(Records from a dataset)
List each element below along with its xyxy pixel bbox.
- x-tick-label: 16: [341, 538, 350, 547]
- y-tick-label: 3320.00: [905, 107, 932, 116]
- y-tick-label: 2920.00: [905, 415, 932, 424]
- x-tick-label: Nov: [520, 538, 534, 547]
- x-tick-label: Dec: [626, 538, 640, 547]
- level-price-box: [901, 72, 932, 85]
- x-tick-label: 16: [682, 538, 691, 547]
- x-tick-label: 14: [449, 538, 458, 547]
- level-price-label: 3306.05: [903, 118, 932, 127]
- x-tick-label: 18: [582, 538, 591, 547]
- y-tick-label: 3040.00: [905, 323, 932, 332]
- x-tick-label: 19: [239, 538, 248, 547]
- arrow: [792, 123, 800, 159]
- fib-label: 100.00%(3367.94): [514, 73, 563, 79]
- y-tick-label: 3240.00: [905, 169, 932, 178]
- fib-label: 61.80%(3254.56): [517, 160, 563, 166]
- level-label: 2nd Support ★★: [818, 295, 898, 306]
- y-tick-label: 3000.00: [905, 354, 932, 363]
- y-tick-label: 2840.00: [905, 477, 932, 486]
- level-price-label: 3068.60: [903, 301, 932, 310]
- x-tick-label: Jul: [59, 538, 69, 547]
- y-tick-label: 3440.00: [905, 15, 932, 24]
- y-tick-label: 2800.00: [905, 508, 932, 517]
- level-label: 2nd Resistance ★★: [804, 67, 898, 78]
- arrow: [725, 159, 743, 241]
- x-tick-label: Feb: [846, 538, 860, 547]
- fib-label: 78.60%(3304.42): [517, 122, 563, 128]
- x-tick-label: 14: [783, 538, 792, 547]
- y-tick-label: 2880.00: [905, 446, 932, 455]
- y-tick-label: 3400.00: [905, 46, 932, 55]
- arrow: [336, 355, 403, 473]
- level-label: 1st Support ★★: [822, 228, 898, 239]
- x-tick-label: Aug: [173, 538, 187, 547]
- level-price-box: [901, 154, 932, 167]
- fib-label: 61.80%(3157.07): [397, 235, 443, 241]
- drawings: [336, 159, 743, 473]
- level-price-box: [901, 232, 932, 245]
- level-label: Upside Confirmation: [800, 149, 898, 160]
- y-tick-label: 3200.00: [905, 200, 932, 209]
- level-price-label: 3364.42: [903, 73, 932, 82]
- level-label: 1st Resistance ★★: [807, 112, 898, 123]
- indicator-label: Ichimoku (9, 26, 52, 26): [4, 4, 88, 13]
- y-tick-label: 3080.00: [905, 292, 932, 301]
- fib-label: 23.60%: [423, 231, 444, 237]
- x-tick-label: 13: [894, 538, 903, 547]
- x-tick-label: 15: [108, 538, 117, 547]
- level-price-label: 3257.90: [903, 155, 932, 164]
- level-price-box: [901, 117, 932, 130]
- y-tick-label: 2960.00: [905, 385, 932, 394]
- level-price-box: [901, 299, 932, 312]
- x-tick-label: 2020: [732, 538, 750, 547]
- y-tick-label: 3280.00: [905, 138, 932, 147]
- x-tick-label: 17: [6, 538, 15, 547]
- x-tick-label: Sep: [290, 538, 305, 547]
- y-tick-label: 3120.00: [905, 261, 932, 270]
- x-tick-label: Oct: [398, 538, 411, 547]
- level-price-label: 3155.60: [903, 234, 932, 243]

§ Objective
Copy out every item above word for word, keeping each line as it appears.

§ Result
List each element below along with its xyxy pixel bbox.
- x-tick-label: 16: [341, 538, 350, 547]
- y-tick-label: 3320.00: [905, 107, 932, 116]
- y-tick-label: 2920.00: [905, 415, 932, 424]
- x-tick-label: Nov: [520, 538, 534, 547]
- x-tick-label: Dec: [626, 538, 640, 547]
- level-price-box: [901, 72, 932, 85]
- x-tick-label: 16: [682, 538, 691, 547]
- x-tick-label: 14: [449, 538, 458, 547]
- level-price-label: 3306.05: [903, 118, 932, 127]
- x-tick-label: 18: [582, 538, 591, 547]
- y-tick-label: 3040.00: [905, 323, 932, 332]
- x-tick-label: 19: [239, 538, 248, 547]
- arrow: [792, 123, 800, 159]
- fib-label: 100.00%(3367.94): [514, 73, 563, 79]
- y-tick-label: 3240.00: [905, 169, 932, 178]
- fib-label: 61.80%(3254.56): [517, 160, 563, 166]
- level-label: 2nd Support ★★: [818, 295, 898, 306]
- y-tick-label: 3000.00: [905, 354, 932, 363]
- y-tick-label: 2840.00: [905, 477, 932, 486]
- level-price-label: 3068.60: [903, 301, 932, 310]
- x-tick-label: Jul: [59, 538, 69, 547]
- y-tick-label: 3440.00: [905, 15, 932, 24]
- y-tick-label: 2800.00: [905, 508, 932, 517]
- level-label: 2nd Resistance ★★: [804, 67, 898, 78]
- arrow: [725, 159, 743, 241]
- x-tick-label: Feb: [846, 538, 860, 547]
- fib-label: 78.60%(3304.42): [517, 122, 563, 128]
- x-tick-label: 14: [783, 538, 792, 547]
- y-tick-label: 2880.00: [905, 446, 932, 455]
- y-tick-label: 3400.00: [905, 46, 932, 55]
- arrow: [336, 355, 403, 473]
- level-label: 1st Support ★★: [822, 228, 898, 239]
- x-tick-label: Aug: [173, 538, 187, 547]
- level-price-box: [901, 154, 932, 167]
- fib-label: 61.80%(3157.07): [397, 235, 443, 241]
- drawings: [336, 159, 743, 473]
- level-price-box: [901, 232, 932, 245]
- level-label: Upside Confirmation: [800, 149, 898, 160]
- y-tick-label: 3200.00: [905, 200, 932, 209]
- level-price-label: 3364.42: [903, 73, 932, 82]
- level-label: 1st Resistance ★★: [807, 112, 898, 123]
- indicator-label: Ichimoku (9, 26, 52, 26): [4, 4, 88, 13]
- y-tick-label: 3080.00: [905, 292, 932, 301]
- fib-label: 23.60%: [423, 231, 444, 237]
- x-tick-label: 13: [894, 538, 903, 547]
- x-tick-label: 15: [108, 538, 117, 547]
- level-price-label: 3257.90: [903, 155, 932, 164]
- level-price-box: [901, 117, 932, 130]
- y-tick-label: 2960.00: [905, 385, 932, 394]
- level-price-box: [901, 299, 932, 312]
- x-tick-label: 2020: [732, 538, 750, 547]
- y-tick-label: 3280.00: [905, 138, 932, 147]
- x-tick-label: 17: [6, 538, 15, 547]
- x-tick-label: Sep: [290, 538, 305, 547]
- y-tick-label: 3120.00: [905, 261, 932, 270]
- x-tick-label: Oct: [398, 538, 411, 547]
- level-price-label: 3155.60: [903, 234, 932, 243]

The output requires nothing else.